# RECORDS FOR THE EXERCISE:
━━━━

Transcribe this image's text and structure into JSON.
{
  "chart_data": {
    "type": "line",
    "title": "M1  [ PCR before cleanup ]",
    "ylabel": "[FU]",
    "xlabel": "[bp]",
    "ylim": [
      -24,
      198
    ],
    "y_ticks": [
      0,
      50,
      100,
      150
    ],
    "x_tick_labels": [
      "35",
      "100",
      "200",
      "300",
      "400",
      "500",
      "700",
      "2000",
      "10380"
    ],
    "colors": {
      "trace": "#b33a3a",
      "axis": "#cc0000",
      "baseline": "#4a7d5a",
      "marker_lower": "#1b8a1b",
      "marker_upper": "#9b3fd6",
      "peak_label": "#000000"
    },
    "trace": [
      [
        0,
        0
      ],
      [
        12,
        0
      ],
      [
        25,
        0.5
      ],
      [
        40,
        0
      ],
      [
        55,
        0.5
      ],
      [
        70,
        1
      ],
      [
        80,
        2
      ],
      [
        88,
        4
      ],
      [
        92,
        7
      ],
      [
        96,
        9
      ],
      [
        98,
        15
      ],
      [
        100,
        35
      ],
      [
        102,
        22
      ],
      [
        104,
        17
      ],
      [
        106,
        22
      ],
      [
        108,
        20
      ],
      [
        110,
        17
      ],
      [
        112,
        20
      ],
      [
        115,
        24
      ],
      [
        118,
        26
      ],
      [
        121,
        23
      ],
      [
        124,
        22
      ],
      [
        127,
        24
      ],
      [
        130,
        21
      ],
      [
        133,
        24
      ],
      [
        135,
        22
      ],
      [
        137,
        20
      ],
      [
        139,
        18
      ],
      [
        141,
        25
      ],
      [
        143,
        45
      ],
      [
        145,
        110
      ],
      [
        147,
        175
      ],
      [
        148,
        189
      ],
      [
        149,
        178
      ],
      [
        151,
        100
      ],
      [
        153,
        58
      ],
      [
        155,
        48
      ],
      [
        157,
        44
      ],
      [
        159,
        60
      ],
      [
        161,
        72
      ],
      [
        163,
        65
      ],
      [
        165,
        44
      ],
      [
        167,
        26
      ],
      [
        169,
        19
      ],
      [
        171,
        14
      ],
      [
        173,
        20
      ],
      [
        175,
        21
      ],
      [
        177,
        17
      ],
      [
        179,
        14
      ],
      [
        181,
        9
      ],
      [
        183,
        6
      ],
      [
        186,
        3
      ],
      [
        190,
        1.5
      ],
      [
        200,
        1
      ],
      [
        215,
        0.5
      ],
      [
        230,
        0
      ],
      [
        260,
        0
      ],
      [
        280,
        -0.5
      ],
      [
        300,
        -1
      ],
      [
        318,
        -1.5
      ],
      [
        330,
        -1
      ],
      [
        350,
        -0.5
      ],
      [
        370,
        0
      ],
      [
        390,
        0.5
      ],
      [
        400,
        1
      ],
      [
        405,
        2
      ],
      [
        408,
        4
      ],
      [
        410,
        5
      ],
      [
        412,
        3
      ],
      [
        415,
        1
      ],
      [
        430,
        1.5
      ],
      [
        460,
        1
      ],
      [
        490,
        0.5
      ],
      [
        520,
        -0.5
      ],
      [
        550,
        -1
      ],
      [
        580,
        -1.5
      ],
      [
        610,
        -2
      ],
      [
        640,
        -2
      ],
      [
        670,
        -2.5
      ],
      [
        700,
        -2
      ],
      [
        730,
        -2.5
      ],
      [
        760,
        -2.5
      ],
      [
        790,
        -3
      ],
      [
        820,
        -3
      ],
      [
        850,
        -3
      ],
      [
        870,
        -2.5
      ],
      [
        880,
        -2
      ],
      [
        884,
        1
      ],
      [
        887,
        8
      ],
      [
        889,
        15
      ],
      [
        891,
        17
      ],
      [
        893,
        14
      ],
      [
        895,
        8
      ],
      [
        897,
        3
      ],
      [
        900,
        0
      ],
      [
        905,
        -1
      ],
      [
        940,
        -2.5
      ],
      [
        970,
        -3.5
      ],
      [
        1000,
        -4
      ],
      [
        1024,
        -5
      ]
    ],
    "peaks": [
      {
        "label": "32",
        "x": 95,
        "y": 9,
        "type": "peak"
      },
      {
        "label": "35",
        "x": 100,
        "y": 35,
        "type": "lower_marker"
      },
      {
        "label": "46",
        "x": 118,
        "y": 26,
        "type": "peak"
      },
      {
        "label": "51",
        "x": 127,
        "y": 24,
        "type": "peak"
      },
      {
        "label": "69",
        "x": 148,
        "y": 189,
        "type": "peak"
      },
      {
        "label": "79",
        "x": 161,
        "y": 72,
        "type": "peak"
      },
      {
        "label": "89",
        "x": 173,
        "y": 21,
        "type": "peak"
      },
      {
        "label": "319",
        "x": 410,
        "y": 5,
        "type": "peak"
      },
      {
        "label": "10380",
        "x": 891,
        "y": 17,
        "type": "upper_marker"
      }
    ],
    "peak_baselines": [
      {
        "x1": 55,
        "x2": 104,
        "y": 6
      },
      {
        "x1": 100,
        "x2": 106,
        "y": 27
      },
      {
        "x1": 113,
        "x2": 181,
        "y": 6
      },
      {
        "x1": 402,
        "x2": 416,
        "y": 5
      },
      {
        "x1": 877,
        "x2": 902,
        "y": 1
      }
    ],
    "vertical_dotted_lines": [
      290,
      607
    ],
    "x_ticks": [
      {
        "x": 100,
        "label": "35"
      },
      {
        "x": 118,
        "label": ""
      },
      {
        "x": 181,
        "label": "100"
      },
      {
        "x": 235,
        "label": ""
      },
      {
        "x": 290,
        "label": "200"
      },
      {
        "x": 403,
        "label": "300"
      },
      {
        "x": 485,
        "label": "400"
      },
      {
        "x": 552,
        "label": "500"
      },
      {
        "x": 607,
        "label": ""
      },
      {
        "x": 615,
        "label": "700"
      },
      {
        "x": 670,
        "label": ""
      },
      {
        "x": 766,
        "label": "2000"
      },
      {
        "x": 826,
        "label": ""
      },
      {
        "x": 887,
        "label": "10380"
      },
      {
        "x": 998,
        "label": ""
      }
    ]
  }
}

━━━━

# EXERCISE REQUIREMENTS:
Give the entries once more, exactly as they appear.

# ANSWER TO THE EXERCISE:
Transcribe this image's text and structure into JSON.
{
  "chart_data": {
    "type": "line",
    "title": "M1  [ PCR before cleanup ]",
    "ylabel": "[FU]",
    "xlabel": "[bp]",
    "ylim": [
      -24,
      198
    ],
    "y_ticks": [
      0,
      50,
      100,
      150
    ],
    "x_tick_labels": [
      "35",
      "100",
      "200",
      "300",
      "400",
      "500",
      "700",
      "2000",
      "10380"
    ],
    "colors": {
      "trace": "#b33a3a",
      "axis": "#cc0000",
      "baseline": "#4a7d5a",
      "marker_lower": "#1b8a1b",
      "marker_upper": "#9b3fd6",
      "peak_label": "#000000"
    },
    "trace": [
      [
        0,
        0
      ],
      [
        12,
        0
      ],
      [
        25,
        0.5
      ],
      [
        40,
        0
      ],
      [
        55,
        0.5
      ],
      [
        70,
        1
      ],
      [
        80,
        2
      ],
      [
        88,
        4
      ],
      [
        92,
        7
      ],
      [
        96,
        9
      ],
      [
        98,
        15
      ],
      [
        100,
        35
      ],
      [
        102,
        22
      ],
      [
        104,
        17
      ],
      [
        106,
        22
      ],
      [
        108,
        20
      ],
      [
        110,
        17
      ],
      [
        112,
        20
      ],
      [
        115,
        24
      ],
      [
        118,
        26
      ],
      [
        121,
        23
      ],
      [
        124,
        22
      ],
      [
        127,
        24
      ],
      [
        130,
        21
      ],
      [
        133,
        24
      ],
      [
        135,
        22
      ],
      [
        137,
        20
      ],
      [
        139,
        18
      ],
      [
        141,
        25
      ],
      [
        143,
        45
      ],
      [
        145,
        110
      ],
      [
        147,
        175
      ],
      [
        148,
        189
      ],
      [
        149,
        178
      ],
      [
        151,
        100
      ],
      [
        153,
        58
      ],
      [
        155,
        48
      ],
      [
        157,
        44
      ],
      [
        159,
        60
      ],
      [
        161,
        72
      ],
      [
        163,
        65
      ],
      [
        165,
        44
      ],
      [
        167,
        26
      ],
      [
        169,
        19
      ],
      [
        171,
        14
      ],
      [
        173,
        20
      ],
      [
        175,
        21
      ],
      [
        177,
        17
      ],
      [
        179,
        14
      ],
      [
        181,
        9
      ],
      [
        183,
        6
      ],
      [
        186,
        3
      ],
      [
        190,
        1.5
      ],
      [
        200,
        1
      ],
      [
        215,
        0.5
      ],
      [
        230,
        0
      ],
      [
        260,
        0
      ],
      [
        280,
        -0.5
      ],
      [
        300,
        -1
      ],
      [
        318,
        -1.5
      ],
      [
        330,
        -1
      ],
      [
        350,
        -0.5
      ],
      [
        370,
        0
      ],
      [
        390,
        0.5
      ],
      [
        400,
        1
      ],
      [
        405,
        2
      ],
      [
        408,
        4
      ],
      [
        410,
        5
      ],
      [
        412,
        3
      ],
      [
        415,
        1
      ],
      [
        430,
        1.5
      ],
      [
        460,
        1
      ],
      [
        490,
        0.5
      ],
      [
        520,
        -0.5
      ],
      [
        550,
        -1
      ],
      [
        580,
        -1.5
      ],
      [
        610,
        -2
      ],
      [
        640,
        -2
      ],
      [
        670,
        -2.5
      ],
      [
        700,
        -2
      ],
      [
        730,
        -2.5
      ],
      [
        760,
        -2.5
      ],
      [
        790,
        -3
      ],
      [
        820,
        -3
      ],
      [
        850,
        -3
      ],
      [
        870,
        -2.5
      ],
      [
        880,
        -2
      ],
      [
        884,
        1
      ],
      [
        887,
        8
      ],
      [
        889,
        15
      ],
      [
        891,
        17
      ],
      [
        893,
        14
      ],
      [
        895,
        8
      ],
      [
        897,
        3
      ],
      [
        900,
        0
      ],
      [
        905,
        -1
      ],
      [
        940,
        -2.5
      ],
      [
        970,
        -3.5
      ],
      [
        1000,
        -4
      ],
      [
        1024,
        -5
      ]
    ],
    "peaks": [
      {
        "label": "32",
        "x": 95,
        "y": 9,
        "type": "peak"
      },
      {
        "label": "35",
        "x": 100,
        "y": 35,
        "type": "lower_marker"
      },
      {
        "label": "46",
        "x": 118,
        "y": 26,
        "type": "peak"
      },
      {
        "label": "51",
        "x": 127,
        "y": 24,
        "type": "peak"
      },
      {
        "label": "69",
        "x": 148,
        "y": 189,
        "type": "peak"
      },
      {
        "label": "79",
        "x": 161,
        "y": 72,
        "type": "peak"
      },
      {
        "label": "89",
        "x": 173,
        "y": 21,
        "type": "peak"
      },
      {
        "label": "319",
        "x": 410,
        "y": 5,
        "type": "peak"
      },
      {
        "label": "10380",
        "x": 891,
        "y": 17,
        "type": "upper_marker"
      }
    ],
    "peak_baselines": [
      {
        "x1": 55,
        "x2": 104,
        "y": 6
      },
      {
        "x1": 100,
        "x2": 106,
        "y": 27
      },
      {
        "x1": 113,
        "x2": 181,
        "y": 6
      },
      {
        "x1": 402,
        "x2": 416,
        "y": 5
      },
      {
        "x1": 877,
        "x2": 902,
        "y": 1
      }
    ],
    "vertical_dotted_lines": [
      290,
      607
    ],
    "x_ticks": [
      {
        "x": 100,
        "label": "35"
      },
      {
        "x": 118,
        "label": ""
      },
      {
        "x": 181,
        "label": "100"
      },
      {
        "x": 235,
        "label": ""
      },
      {
        "x": 290,
        "label": "200"
      },
      {
        "x": 403,
        "label": "300"
      },
      {
        "x": 485,
        "label": "400"
      },
      {
        "x": 552,
        "label": "500"
      },
      {
        "x": 607,
        "label": ""
      },
      {
        "x": 615,
        "label": "700"
      },
      {
        "x": 670,
        "label": ""
      },
      {
        "x": 766,
        "label": "2000"
      },
      {
        "x": 826,
        "label": ""
      },
      {
        "x": 887,
        "label": "10380"
      },
      {
        "x": 998,
        "label": ""
      }
    ]
  }
}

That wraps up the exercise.